** START **

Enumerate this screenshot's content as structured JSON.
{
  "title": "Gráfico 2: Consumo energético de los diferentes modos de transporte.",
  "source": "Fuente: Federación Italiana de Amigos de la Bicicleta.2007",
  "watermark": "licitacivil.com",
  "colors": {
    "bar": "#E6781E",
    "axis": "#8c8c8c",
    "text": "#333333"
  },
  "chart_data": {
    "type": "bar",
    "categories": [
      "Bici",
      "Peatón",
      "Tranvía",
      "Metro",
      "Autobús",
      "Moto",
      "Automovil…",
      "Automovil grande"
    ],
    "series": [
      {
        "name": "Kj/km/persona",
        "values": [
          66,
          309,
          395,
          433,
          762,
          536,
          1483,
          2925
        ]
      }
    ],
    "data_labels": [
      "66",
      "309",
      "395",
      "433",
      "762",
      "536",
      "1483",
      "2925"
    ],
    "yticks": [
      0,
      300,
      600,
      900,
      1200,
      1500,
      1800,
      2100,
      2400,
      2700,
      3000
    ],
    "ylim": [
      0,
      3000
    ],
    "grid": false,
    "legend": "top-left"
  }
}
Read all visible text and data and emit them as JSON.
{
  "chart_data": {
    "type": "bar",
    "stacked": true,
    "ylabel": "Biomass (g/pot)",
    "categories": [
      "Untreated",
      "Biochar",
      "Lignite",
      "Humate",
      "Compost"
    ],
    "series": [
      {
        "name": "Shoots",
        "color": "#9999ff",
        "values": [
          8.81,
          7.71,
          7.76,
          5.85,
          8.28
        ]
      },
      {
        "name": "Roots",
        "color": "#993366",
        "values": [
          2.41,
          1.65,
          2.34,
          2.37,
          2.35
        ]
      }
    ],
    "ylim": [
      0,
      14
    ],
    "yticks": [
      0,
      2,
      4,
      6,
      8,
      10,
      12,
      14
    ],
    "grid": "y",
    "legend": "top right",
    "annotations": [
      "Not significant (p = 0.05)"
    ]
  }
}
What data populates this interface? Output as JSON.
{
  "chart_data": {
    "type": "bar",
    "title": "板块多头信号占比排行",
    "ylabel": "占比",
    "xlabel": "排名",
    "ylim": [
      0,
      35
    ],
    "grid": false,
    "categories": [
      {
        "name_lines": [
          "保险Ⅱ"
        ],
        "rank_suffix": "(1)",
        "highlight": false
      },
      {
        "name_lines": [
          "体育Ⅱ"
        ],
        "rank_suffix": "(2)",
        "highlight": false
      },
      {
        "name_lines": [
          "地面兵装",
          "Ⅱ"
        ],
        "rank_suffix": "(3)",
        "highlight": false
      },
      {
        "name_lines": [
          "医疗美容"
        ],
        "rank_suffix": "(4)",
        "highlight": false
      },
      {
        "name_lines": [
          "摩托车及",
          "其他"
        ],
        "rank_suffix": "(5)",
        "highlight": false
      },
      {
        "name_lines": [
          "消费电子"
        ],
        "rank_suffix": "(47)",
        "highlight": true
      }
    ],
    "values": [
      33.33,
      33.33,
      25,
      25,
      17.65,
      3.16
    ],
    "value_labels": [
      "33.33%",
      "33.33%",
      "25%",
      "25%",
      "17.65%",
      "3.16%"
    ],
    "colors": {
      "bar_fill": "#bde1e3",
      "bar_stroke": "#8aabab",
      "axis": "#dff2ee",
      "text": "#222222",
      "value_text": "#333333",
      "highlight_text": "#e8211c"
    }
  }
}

** END **

**Stated problem**
Output exactly the lines between the one containing "What data populates" and the final line above, both inclusive.

**The completed task**
What data populates this interface? Output as JSON.
{
  "chart_data": {
    "type": "bar",
    "title": "板块多头信号占比排行",
    "ylabel": "占比",
    "xlabel": "排名",
    "ylim": [
      0,
      35
    ],
    "grid": false,
    "categories": [
      {
        "name_lines": [
          "保险Ⅱ"
        ],
        "rank_suffix": "(1)",
        "highlight": false
      },
      {
        "name_lines": [
          "体育Ⅱ"
        ],
        "rank_suffix": "(2)",
        "highlight": false
      },
      {
        "name_lines": [
          "地面兵装",
          "Ⅱ"
        ],
        "rank_suffix": "(3)",
        "highlight": false
      },
      {
        "name_lines": [
          "医疗美容"
        ],
        "rank_suffix": "(4)",
        "highlight": false
      },
      {
        "name_lines": [
          "摩托车及",
          "其他"
        ],
        "rank_suffix": "(5)",
        "highlight": false
      },
      {
        "name_lines": [
          "消费电子"
        ],
        "rank_suffix": "(47)",
        "highlight": true
      }
    ],
    "values": [
      33.33,
      33.33,
      25,
      25,
      17.65,
      3.16
    ],
    "value_labels": [
      "33.33%",
      "33.33%",
      "25%",
      "25%",
      "17.65%",
      "3.16%"
    ],
    "colors": {
      "bar_fill": "#bde1e3",
      "bar_stroke": "#8aabab",
      "axis": "#dff2ee",
      "text": "#222222",
      "value_text": "#333333",
      "highlight_text": "#e8211c"
    }
  }
}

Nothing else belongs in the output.